▶ _TASK TO CARRY OUT_
Pull out every line containing the string "mientras".

--- Begin RECORDS FOR PROCESSING ---

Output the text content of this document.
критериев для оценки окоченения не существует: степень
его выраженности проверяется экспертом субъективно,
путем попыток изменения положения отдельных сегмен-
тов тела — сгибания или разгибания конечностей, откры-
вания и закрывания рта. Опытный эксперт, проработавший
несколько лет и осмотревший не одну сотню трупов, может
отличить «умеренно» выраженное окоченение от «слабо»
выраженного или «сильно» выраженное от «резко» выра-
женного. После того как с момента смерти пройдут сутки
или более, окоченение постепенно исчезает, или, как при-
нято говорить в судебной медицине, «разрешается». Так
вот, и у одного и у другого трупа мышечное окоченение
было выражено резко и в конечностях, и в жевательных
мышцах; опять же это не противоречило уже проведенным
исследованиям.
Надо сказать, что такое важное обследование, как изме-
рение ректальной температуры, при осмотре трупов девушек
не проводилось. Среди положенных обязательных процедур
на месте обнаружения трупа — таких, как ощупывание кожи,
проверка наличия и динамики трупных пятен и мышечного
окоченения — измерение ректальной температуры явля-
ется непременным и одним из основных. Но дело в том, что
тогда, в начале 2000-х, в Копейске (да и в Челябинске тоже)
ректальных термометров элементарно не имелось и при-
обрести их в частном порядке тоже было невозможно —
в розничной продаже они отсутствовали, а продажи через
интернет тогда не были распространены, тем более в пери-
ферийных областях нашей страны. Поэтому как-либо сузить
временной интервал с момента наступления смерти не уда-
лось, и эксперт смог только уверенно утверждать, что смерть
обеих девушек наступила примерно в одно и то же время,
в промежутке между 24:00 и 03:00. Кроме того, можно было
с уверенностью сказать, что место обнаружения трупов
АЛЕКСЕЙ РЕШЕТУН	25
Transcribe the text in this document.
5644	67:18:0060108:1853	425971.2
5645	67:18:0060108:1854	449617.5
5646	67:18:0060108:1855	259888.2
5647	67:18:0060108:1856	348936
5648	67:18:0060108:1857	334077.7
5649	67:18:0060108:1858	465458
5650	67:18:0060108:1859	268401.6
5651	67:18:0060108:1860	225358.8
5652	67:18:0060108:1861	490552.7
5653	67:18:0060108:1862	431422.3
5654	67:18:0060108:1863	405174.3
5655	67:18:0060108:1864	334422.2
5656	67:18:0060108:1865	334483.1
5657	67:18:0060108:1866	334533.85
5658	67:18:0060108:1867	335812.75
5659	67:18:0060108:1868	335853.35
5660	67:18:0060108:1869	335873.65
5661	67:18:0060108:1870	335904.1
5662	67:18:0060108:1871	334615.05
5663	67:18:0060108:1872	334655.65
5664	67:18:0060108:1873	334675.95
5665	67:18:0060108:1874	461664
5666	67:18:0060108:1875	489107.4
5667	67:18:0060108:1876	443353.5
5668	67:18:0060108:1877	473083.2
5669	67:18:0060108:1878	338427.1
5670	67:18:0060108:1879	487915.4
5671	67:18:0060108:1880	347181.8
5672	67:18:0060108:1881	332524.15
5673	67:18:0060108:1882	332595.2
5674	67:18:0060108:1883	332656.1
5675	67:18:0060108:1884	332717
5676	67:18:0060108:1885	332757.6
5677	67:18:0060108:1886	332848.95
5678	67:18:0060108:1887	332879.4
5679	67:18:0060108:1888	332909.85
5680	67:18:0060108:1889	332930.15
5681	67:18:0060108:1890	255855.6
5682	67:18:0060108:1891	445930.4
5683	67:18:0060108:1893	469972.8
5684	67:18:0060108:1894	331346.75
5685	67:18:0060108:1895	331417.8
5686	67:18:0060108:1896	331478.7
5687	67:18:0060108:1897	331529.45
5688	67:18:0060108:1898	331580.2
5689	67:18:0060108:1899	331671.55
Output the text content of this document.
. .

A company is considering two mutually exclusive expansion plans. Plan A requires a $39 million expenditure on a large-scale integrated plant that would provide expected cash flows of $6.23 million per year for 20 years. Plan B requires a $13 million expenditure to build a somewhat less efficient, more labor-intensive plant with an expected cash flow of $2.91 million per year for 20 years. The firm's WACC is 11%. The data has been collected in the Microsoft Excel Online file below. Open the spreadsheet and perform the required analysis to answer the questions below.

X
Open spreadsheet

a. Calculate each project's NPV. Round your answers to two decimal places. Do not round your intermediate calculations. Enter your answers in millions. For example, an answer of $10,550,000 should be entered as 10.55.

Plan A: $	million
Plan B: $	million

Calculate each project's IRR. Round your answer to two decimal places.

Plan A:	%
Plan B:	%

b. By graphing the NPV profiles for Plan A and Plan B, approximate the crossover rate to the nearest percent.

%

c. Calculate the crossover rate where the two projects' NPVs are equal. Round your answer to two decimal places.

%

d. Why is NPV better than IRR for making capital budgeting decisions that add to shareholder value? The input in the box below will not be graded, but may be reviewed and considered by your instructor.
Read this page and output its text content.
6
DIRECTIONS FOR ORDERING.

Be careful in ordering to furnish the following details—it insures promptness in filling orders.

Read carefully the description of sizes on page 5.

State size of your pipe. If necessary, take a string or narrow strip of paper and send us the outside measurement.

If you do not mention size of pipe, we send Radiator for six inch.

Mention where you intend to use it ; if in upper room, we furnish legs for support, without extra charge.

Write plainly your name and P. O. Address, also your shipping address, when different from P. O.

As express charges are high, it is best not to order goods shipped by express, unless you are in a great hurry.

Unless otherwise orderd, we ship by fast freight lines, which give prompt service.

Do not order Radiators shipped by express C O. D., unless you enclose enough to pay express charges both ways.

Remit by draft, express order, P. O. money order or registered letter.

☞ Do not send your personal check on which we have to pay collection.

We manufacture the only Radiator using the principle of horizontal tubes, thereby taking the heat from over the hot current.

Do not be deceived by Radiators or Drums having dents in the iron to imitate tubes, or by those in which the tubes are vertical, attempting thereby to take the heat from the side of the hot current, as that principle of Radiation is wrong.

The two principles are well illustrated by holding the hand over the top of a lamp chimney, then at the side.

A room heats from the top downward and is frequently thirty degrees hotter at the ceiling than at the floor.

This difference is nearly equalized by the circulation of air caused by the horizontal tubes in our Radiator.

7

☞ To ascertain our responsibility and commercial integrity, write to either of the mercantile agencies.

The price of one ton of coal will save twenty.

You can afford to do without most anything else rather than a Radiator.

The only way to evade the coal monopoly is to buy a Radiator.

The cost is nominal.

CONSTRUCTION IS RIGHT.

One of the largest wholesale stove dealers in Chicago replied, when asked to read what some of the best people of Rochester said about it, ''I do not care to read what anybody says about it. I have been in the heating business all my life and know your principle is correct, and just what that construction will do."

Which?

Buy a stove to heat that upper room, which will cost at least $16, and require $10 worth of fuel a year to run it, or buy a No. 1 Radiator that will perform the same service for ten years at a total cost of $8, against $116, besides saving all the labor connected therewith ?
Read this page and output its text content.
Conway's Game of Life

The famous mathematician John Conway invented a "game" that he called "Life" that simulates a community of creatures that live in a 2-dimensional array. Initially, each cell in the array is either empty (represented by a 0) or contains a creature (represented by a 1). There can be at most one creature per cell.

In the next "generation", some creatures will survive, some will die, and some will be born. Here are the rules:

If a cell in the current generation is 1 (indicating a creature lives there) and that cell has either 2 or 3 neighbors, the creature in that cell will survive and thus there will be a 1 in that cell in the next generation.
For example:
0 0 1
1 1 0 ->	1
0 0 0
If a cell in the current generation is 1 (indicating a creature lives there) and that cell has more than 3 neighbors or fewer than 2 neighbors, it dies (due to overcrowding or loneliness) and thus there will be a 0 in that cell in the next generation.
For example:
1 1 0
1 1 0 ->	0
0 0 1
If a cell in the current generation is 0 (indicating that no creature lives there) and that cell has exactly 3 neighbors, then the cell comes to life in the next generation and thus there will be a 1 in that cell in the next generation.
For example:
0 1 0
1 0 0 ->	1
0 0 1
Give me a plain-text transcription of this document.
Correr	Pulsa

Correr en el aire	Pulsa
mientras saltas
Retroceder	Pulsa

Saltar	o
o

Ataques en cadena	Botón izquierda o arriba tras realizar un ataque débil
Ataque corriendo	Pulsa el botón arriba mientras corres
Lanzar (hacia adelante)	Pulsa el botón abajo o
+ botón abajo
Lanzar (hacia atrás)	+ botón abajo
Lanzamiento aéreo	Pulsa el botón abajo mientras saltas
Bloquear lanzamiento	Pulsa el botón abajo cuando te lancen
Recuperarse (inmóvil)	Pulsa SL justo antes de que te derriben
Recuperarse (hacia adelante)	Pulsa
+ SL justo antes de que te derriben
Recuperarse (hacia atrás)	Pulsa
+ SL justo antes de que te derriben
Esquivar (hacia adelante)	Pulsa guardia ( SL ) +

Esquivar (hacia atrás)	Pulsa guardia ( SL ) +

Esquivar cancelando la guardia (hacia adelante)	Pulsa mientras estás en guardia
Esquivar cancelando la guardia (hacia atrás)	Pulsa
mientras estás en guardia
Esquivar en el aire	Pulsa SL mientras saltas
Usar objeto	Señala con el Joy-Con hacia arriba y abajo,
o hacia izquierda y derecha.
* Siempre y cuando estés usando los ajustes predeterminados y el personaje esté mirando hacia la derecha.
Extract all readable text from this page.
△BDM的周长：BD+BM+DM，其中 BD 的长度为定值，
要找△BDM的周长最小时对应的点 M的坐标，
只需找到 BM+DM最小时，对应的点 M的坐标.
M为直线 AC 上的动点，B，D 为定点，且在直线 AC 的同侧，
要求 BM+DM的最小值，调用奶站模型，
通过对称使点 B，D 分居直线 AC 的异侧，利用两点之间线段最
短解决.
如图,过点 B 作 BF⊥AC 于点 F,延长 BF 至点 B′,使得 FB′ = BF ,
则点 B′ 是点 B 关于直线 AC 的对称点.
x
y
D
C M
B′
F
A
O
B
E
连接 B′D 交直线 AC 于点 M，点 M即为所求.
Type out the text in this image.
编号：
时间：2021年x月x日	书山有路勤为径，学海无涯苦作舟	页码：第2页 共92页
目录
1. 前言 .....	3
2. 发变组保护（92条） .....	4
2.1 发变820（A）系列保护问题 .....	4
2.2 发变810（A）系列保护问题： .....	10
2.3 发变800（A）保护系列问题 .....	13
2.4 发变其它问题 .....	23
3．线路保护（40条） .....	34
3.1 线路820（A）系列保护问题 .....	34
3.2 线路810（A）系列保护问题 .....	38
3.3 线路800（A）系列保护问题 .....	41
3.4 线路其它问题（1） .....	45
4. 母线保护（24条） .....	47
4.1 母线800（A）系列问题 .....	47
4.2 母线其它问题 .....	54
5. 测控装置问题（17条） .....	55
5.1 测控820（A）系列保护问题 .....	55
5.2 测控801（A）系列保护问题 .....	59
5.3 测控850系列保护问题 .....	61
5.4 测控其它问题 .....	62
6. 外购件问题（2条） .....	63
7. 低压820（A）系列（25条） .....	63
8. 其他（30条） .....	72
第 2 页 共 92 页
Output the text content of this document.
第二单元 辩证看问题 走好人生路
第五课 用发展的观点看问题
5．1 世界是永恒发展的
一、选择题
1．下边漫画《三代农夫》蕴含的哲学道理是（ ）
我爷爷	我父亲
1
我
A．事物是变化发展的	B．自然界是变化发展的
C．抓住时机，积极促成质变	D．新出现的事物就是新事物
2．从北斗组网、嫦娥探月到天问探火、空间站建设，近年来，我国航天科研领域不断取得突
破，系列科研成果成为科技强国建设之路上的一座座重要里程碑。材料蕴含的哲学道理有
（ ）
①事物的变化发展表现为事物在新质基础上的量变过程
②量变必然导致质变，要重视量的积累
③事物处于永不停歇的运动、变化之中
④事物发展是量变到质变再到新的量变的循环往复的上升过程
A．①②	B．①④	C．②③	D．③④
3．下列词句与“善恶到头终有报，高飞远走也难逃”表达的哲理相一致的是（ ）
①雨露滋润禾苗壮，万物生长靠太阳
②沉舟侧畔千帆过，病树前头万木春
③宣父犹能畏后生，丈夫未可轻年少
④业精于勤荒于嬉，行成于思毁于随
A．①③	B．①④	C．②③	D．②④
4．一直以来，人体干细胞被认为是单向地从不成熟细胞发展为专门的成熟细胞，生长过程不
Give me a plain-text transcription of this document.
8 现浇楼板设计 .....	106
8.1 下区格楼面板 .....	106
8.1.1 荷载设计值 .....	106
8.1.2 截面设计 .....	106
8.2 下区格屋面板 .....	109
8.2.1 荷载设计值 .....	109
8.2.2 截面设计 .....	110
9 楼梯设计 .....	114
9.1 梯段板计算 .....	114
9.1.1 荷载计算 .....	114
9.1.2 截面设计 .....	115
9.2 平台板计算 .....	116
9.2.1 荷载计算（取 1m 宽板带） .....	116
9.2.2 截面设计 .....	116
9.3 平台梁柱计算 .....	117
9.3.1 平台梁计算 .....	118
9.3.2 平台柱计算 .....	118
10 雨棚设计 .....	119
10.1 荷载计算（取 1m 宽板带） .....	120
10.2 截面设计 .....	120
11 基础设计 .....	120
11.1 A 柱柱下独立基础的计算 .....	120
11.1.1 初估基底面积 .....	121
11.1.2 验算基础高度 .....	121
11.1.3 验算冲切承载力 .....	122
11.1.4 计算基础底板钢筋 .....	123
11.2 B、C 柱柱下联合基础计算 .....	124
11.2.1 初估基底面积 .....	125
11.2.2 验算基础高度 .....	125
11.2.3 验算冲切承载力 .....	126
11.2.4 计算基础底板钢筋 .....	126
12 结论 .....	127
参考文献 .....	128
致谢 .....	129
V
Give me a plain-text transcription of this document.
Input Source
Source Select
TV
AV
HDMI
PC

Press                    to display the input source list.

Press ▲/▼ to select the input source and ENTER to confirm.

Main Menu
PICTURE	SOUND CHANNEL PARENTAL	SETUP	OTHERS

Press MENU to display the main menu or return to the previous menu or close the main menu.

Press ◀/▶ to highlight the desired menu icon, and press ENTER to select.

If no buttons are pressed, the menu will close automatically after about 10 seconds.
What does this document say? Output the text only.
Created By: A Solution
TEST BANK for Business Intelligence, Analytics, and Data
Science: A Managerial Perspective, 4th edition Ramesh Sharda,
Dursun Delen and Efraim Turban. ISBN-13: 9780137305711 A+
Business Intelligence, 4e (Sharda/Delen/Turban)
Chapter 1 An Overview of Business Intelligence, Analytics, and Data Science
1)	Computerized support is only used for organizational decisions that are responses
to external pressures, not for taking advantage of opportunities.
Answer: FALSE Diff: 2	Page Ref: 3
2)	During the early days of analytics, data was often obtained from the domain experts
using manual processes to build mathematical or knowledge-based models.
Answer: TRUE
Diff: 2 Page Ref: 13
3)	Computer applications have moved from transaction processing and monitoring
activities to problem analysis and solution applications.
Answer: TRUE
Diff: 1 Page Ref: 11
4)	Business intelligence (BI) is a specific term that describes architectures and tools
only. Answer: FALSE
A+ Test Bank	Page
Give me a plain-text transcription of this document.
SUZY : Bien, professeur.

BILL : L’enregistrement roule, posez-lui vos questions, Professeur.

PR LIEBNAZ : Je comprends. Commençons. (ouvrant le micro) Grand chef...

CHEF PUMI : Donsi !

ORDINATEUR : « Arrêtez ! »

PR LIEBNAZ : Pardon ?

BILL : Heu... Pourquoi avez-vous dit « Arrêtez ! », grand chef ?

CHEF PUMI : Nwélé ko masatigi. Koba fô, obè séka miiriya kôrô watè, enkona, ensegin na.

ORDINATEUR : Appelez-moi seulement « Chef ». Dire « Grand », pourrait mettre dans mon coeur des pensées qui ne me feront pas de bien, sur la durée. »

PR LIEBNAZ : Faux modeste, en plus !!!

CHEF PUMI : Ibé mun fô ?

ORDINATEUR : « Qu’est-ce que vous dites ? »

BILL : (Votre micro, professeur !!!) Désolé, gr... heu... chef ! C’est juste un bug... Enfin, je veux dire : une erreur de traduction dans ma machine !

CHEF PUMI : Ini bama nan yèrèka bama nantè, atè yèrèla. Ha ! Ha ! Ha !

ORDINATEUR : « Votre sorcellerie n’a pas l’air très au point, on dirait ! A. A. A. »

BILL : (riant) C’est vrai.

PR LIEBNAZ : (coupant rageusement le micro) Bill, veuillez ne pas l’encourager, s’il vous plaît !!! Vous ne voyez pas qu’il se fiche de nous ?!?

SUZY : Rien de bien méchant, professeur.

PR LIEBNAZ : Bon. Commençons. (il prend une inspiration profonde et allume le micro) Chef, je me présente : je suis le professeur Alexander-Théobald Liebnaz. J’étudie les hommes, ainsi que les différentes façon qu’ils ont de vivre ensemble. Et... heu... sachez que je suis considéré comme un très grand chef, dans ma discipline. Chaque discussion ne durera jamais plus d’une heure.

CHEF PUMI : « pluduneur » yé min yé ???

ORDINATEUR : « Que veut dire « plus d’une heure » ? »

--- End RECORDS FOR PROCESSING ---

▶ _WRITTEN ANSWER_
mientras saltas
Ataque corriendo	Pulsa el botón arriba mientras corres
Lanzamiento aéreo	Pulsa el botón abajo mientras saltas
Esquivar cancelando la guardia (hacia adelante)	Pulsa mientras estás en guardia
mientras estás en guardia
Esquivar en el aire	Pulsa SL mientras saltas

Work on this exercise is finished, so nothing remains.